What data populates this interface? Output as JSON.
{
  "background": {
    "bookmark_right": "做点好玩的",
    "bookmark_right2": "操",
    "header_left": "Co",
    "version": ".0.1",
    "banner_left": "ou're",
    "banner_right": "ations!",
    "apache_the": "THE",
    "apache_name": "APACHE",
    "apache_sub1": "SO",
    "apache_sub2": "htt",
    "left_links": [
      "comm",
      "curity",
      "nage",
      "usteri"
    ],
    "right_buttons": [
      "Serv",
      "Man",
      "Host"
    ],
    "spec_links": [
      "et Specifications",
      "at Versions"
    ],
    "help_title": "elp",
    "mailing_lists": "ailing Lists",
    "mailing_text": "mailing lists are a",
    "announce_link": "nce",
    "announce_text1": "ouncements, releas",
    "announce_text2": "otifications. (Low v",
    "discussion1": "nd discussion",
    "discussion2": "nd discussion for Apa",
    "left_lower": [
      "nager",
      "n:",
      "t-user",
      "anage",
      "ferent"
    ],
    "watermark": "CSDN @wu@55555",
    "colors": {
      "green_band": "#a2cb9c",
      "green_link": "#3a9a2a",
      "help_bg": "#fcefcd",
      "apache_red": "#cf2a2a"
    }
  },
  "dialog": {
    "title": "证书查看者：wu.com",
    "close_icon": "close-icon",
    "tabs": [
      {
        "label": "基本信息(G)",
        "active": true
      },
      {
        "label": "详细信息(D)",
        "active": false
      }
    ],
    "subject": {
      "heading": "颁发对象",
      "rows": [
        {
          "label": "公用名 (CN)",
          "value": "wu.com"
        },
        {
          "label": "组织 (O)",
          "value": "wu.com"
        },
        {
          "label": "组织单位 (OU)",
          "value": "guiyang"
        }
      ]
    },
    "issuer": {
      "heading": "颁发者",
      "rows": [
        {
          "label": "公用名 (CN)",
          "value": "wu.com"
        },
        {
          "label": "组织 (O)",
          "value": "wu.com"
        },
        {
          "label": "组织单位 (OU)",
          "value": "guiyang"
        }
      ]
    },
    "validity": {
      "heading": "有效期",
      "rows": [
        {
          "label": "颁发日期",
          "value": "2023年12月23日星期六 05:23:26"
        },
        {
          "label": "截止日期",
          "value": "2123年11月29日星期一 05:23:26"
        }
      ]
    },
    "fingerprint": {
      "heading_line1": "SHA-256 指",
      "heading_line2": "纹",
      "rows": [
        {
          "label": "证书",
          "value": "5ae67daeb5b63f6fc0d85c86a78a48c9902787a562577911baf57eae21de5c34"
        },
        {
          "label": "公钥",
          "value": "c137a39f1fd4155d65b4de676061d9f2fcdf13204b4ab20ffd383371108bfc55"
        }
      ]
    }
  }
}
━━━━━━━━━━━━━━━━━━━━━━━━━━━━━━
- _Objective_:
What is needed here is an exact reproduction of all the entries.

- _Finished exercise_:
What data populates this interface? Output as JSON.
{
  "background": {
    "bookmark_right": "做点好玩的",
    "bookmark_right2": "操",
    "header_left": "Co",
    "version": ".0.1",
    "banner_left": "ou're",
    "banner_right": "ations!",
    "apache_the": "THE",
    "apache_name": "APACHE",
    "apache_sub1": "SO",
    "apache_sub2": "htt",
    "left_links": [
      "comm",
      "curity",
      "nage",
      "usteri"
    ],
    "right_buttons": [
      "Serv",
      "Man",
      "Host"
    ],
    "spec_links": [
      "et Specifications",
      "at Versions"
    ],
    "help_title": "elp",
    "mailing_lists": "ailing Lists",
    "mailing_text": "mailing lists are a",
    "announce_link": "nce",
    "announce_text1": "ouncements, releas",
    "announce_text2": "otifications. (Low v",
    "discussion1": "nd discussion",
    "discussion2": "nd discussion for Apa",
    "left_lower": [
      "nager",
      "n:",
      "t-user",
      "anage",
      "ferent"
    ],
    "watermark": "CSDN @wu@55555",
    "colors": {
      "green_band": "#a2cb9c",
      "green_link": "#3a9a2a",
      "help_bg": "#fcefcd",
      "apache_red": "#cf2a2a"
    }
  },
  "dialog": {
    "title": "证书查看者：wu.com",
    "close_icon": "close-icon",
    "tabs": [
      {
        "label": "基本信息(G)",
        "active": true
      },
      {
        "label": "详细信息(D)",
        "active": false
      }
    ],
    "subject": {
      "heading": "颁发对象",
      "rows": [
        {
          "label": "公用名 (CN)",
          "value": "wu.com"
        },
        {
          "label": "组织 (O)",
          "value": "wu.com"
        },
        {
          "label": "组织单位 (OU)",
          "value": "guiyang"
        }
      ]
    },
    "issuer": {
      "heading": "颁发者",
      "rows": [
        {
          "label": "公用名 (CN)",
          "value": "wu.com"
        },
        {
          "label": "组织 (O)",
          "value": "wu.com"
        },
        {
          "label": "组织单位 (OU)",
          "value": "guiyang"
        }
      ]
    },
    "validity": {
      "heading": "有效期",
      "rows": [
        {
          "label": "颁发日期",
          "value": "2023年12月23日星期六 05:23:26"
        },
        {
          "label": "截止日期",
          "value": "2123年11月29日星期一 05:23:26"
        }
      ]
    },
    "fingerprint": {
      "heading_line1": "SHA-256 指",
      "heading_line2": "纹",
      "rows": [
        {
          "label": "证书",
          "value": "5ae67daeb5b63f6fc0d85c86a78a48c9902787a562577911baf57eae21de5c34"
        },
        {
          "label": "公钥",
          "value": "c137a39f1fd4155d65b4de676061d9f2fcdf13204b4ab20ffd383371108bfc55"
        }
      ]
    }
  }
}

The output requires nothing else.